# Start of PROVIDED INFORMATION
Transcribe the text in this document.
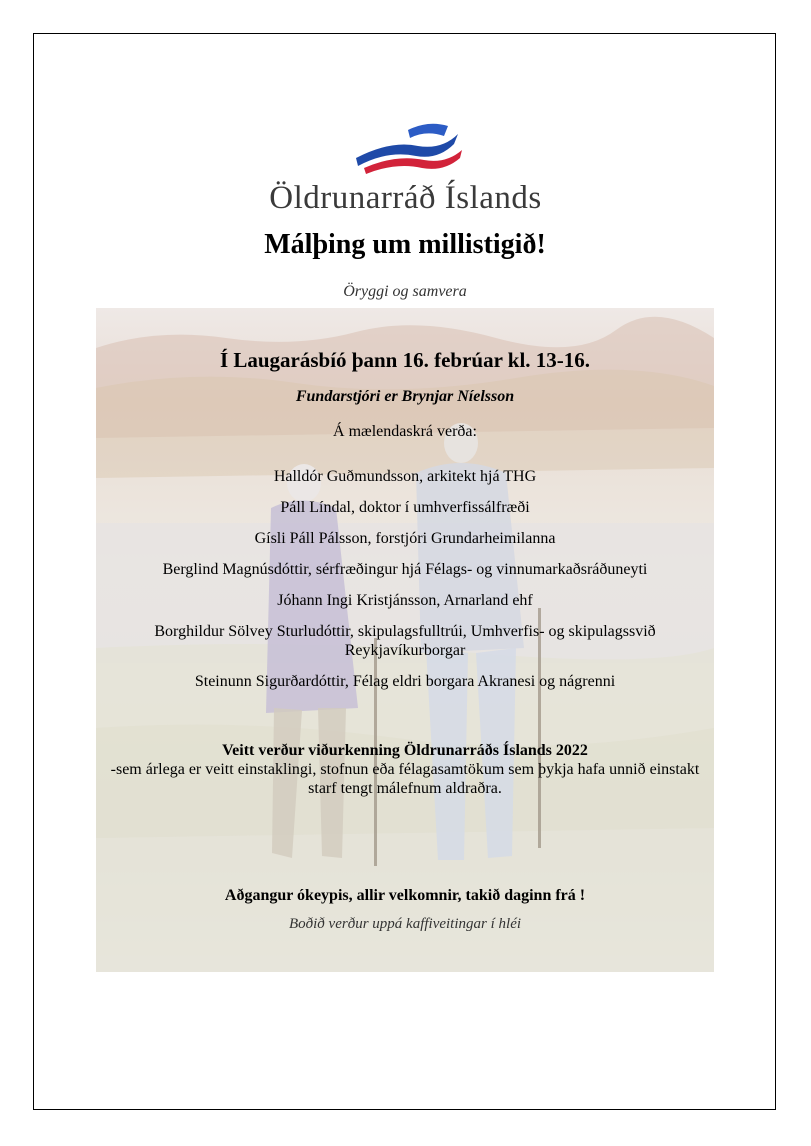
Öldrunarráð Íslands
Málþing um millistigið!
Öryggi og samvera
Í Laugarásbíó þann 16. febrúar kl. 13-16.
Fundarstjóri er Brynjar Níelsson
Á mælendaskrá verða:
Halldór Guðmundsson, arkitekt hjá THG
Páll Líndal, doktor í umhverfissálfræði
Gísli Páll Pálsson, forstjóri Grundarheimilanna
Berglind Magnúsdóttir, sérfræðingur hjá Félags- og vinnumarkaðsráðuneyti
Jóhann Ingi Kristjánsson, Arnarland ehf
Borghildur Sölvey Sturludóttir, skipulagsfulltrúi, Umhverfis- og skipulagssvið Reykjavíkurborgar
Steinunn Sigurðardóttir, Félag eldri borgara Akranesi og nágrenni
Veitt verður viðurkenning Öldrunarráðs Íslands 2022
-sem árlega er veitt einstaklingi, stofnun eða félagasamtökum sem þykja hafa unnið einstakt starf tengt málefnum aldraðra.
Aðgangur ókeypis, allir velkomnir, takið daginn frá !
Boðið verður uppá kaffiveitingar í hléi
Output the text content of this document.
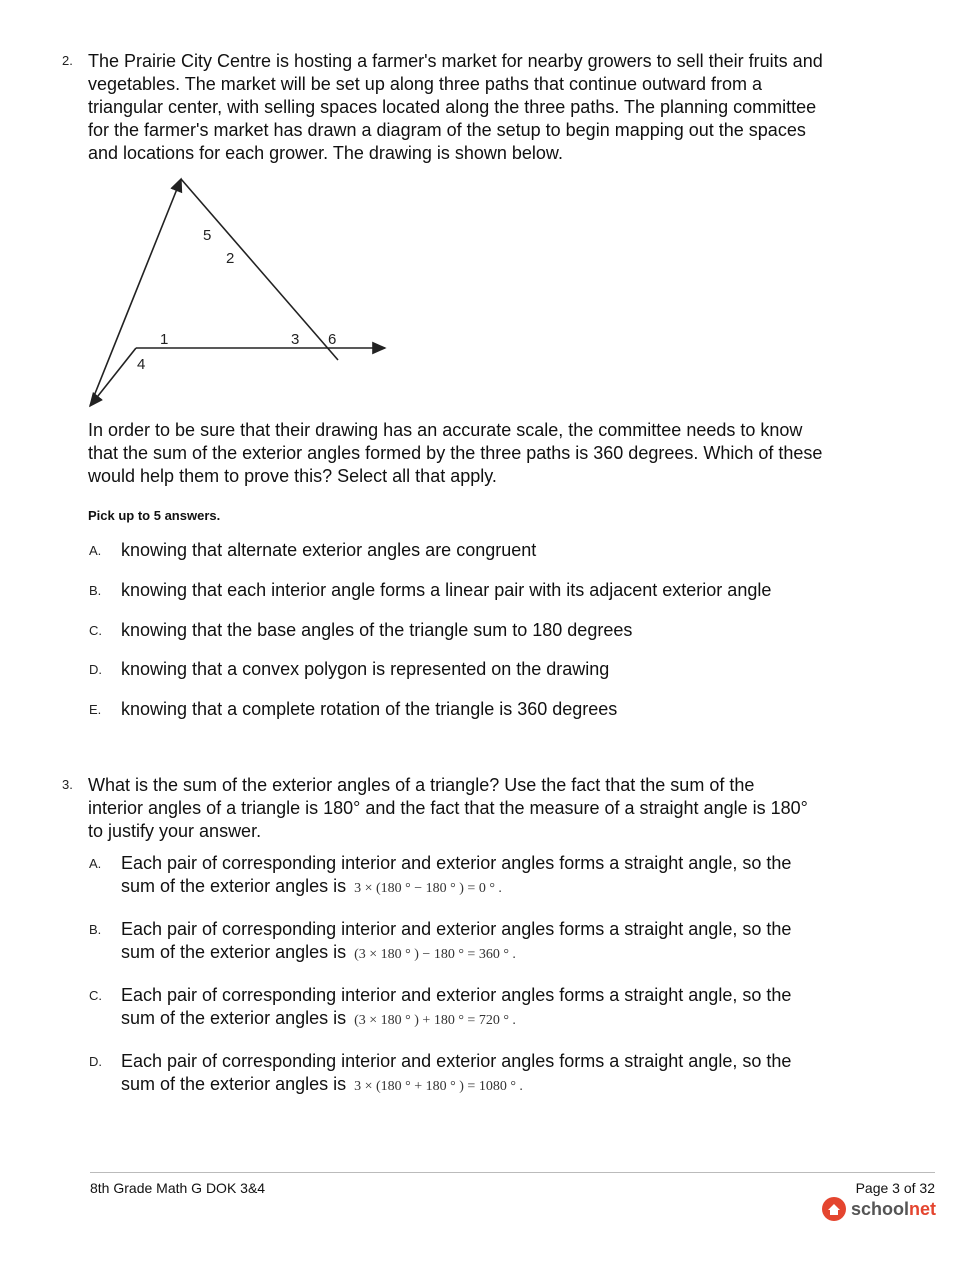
2. The Prairie City Centre is hosting a farmer's market for nearby growers to sell their fruits and vegetables. The market will be set up along three paths that continue outward from a triangular center, with selling spaces located along the three paths. The planning committee for the farmer's market has drawn a diagram of the setup to begin mapping out the spaces and locations for each grower. The drawing is shown below.
1
2
3
4
5
6
In order to be sure that their drawing has an accurate scale, the committee needs to know that the sum of the exterior angles formed by the three paths is 360 degrees. Which of these would help them to prove this? Select all that apply.
Pick up to 5 answers.
A. knowing that alternate exterior angles are congruent
B. knowing that each interior angle forms a linear pair with its adjacent exterior angle
C. knowing that the base angles of the triangle sum to 180 degrees
D. knowing that a convex polygon is represented on the drawing
E. knowing that a complete rotation of the triangle is 360 degrees
3. What is the sum of the exterior angles of a triangle? Use the fact that the sum of the interior angles of a triangle is 180° and the fact that the measure of a straight angle is 180° to justify your answer.
A. Each pair of corresponding interior and exterior angles forms a straight angle, so the sum of the exterior angles is 3 × (180 ° − 180 ° ) = 0 ° .
B. Each pair of corresponding interior and exterior angles forms a straight angle, so the sum of the exterior angles is (3 × 180 ° ) − 180 ° = 360 ° .
C. Each pair of corresponding interior and exterior angles forms a straight angle, so the sum of the exterior angles is (3 × 180 ° ) + 180 ° = 720 ° .
D. Each pair of corresponding interior and exterior angles forms a straight angle, so the sum of the exterior angles is 3 × (180 ° + 180 ° ) = 1080 ° .
8th Grade Math G DOK 3&4	Page 3 of 32
schoolnet
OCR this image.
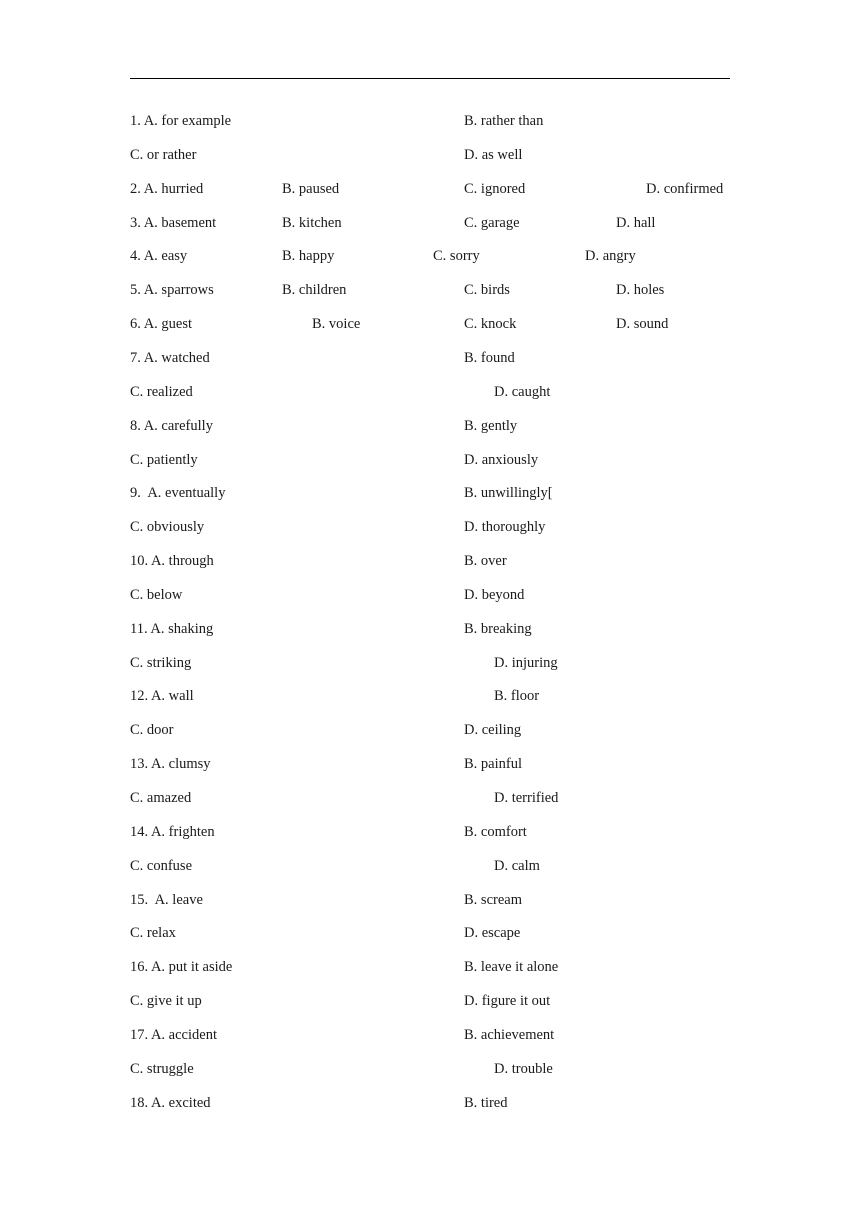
1. A. for example	B. rather than
C. or rather	D. as well
2. A. hurried	B. paused	C. ignored	D. confirmed
3. A. basement	B. kitchen	C. garage	D. hall
4. A. easy	B. happy	C. sorry	D. angry
5. A. sparrows	B. children	C. birds	D. holes
6. A. guest	B. voice	C. knock	D. sound
7. A. watched	B. found
C. realized	D. caught
8. A. carefully	B. gently
C. patiently	D. anxiously
9.  A. eventually	B. unwillingly[
C. obviously	D. thoroughly
10. A. through	B. over
C. below	D. beyond
11. A. shaking	B. breaking
C. striking	D. injuring
12. A. wall	B. floor
C. door	D. ceiling
13. A. clumsy	B. painful
C. amazed	D. terrified
14. A. frighten	B. comfort
C. confuse	D. calm
15.  A. leave	B. scream
C. relax	D. escape
16. A. put it aside	B. leave it alone
C. give it up	D. figure it out
17. A. accident	B. achievement
C. struggle	D. trouble
18. A. excited	B. tired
# End of PROVIDED INFORMATION
WHAT TO WORK ON →
Transcribe each entry precisely as given, leaving the pictures out.

SOLUTION TO THIS EXERCISE →
Transcribe the text in this document.
Öldrunarráð Íslands
Málþing um millistigið!
Öryggi og samvera
Í Laugarásbíó þann 16. febrúar kl. 13-16.
Fundarstjóri er Brynjar Níelsson
Á mælendaskrá verða:
Halldór Guðmundsson, arkitekt hjá THG
Páll Líndal, doktor í umhverfissálfræði
Gísli Páll Pálsson, forstjóri Grundarheimilanna
Berglind Magnúsdóttir, sérfræðingur hjá Félags- og vinnumarkaðsráðuneyti
Jóhann Ingi Kristjánsson, Arnarland ehf
Borghildur Sölvey Sturludóttir, skipulagsfulltrúi, Umhverfis- og skipulagssvið Reykjavíkurborgar
Steinunn Sigurðardóttir, Félag eldri borgara Akranesi og nágrenni
Veitt verður viðurkenning Öldrunarráðs Íslands 2022
-sem árlega er veitt einstaklingi, stofnun eða félagasamtökum sem þykja hafa unnið einstakt starf tengt málefnum aldraðra.
Aðgangur ókeypis, allir velkomnir, takið daginn frá !
Boðið verður uppá kaffiveitingar í hléi
Output the text content of this document.
2. The Prairie City Centre is hosting a farmer's market for nearby growers to sell their fruits and vegetables. The market will be set up along three paths that continue outward from a triangular center, with selling spaces located along the three paths. The planning committee for the farmer's market has drawn a diagram of the setup to begin mapping out the spaces and locations for each grower. The drawing is shown below.
1
2
3
4
5
6
In order to be sure that their drawing has an accurate scale, the committee needs to know that the sum of the exterior angles formed by the three paths is 360 degrees. Which of these would help them to prove this? Select all that apply.
Pick up to 5 answers.
A. knowing that alternate exterior angles are congruent
B. knowing that each interior angle forms a linear pair with its adjacent exterior angle
C. knowing that the base angles of the triangle sum to 180 degrees
D. knowing that a convex polygon is represented on the drawing
E. knowing that a complete rotation of the triangle is 360 degrees
3. What is the sum of the exterior angles of a triangle? Use the fact that the sum of the interior angles of a triangle is 180° and the fact that the measure of a straight angle is 180° to justify your answer.
A. Each pair of corresponding interior and exterior angles forms a straight angle, so the sum of the exterior angles is 3 × (180 ° − 180 ° ) = 0 ° .
B. Each pair of corresponding interior and exterior angles forms a straight angle, so the sum of the exterior angles is (3 × 180 ° ) − 180 ° = 360 ° .
C. Each pair of corresponding interior and exterior angles forms a straight angle, so the sum of the exterior angles is (3 × 180 ° ) + 180 ° = 720 ° .
D. Each pair of corresponding interior and exterior angles forms a straight angle, so the sum of the exterior angles is 3 × (180 ° + 180 ° ) = 1080 ° .
8th Grade Math G DOK 3&4	Page 3 of 32
schoolnet
OCR this image.
1. A. for example	B. rather than
C. or rather	D. as well
2. A. hurried	B. paused	C. ignored	D. confirmed
3. A. basement	B. kitchen	C. garage	D. hall
4. A. easy	B. happy	C. sorry	D. angry
5. A. sparrows	B. children	C. birds	D. holes
6. A. guest	B. voice	C. knock	D. sound
7. A. watched	B. found
C. realized	D. caught
8. A. carefully	B. gently
C. patiently	D. anxiously
9.  A. eventually	B. unwillingly[
C. obviously	D. thoroughly
10. A. through	B. over
C. below	D. beyond
11. A. shaking	B. breaking
C. striking	D. injuring
12. A. wall	B. floor
C. door	D. ceiling
13. A. clumsy	B. painful
C. amazed	D. terrified
14. A. frighten	B. comfort
C. confuse	D. calm
15.  A. leave	B. scream
C. relax	D. escape
16. A. put it aside	B. leave it alone
C. give it up	D. figure it out
17. A. accident	B. achievement
C. struggle	D. trouble
18. A. excited	B. tired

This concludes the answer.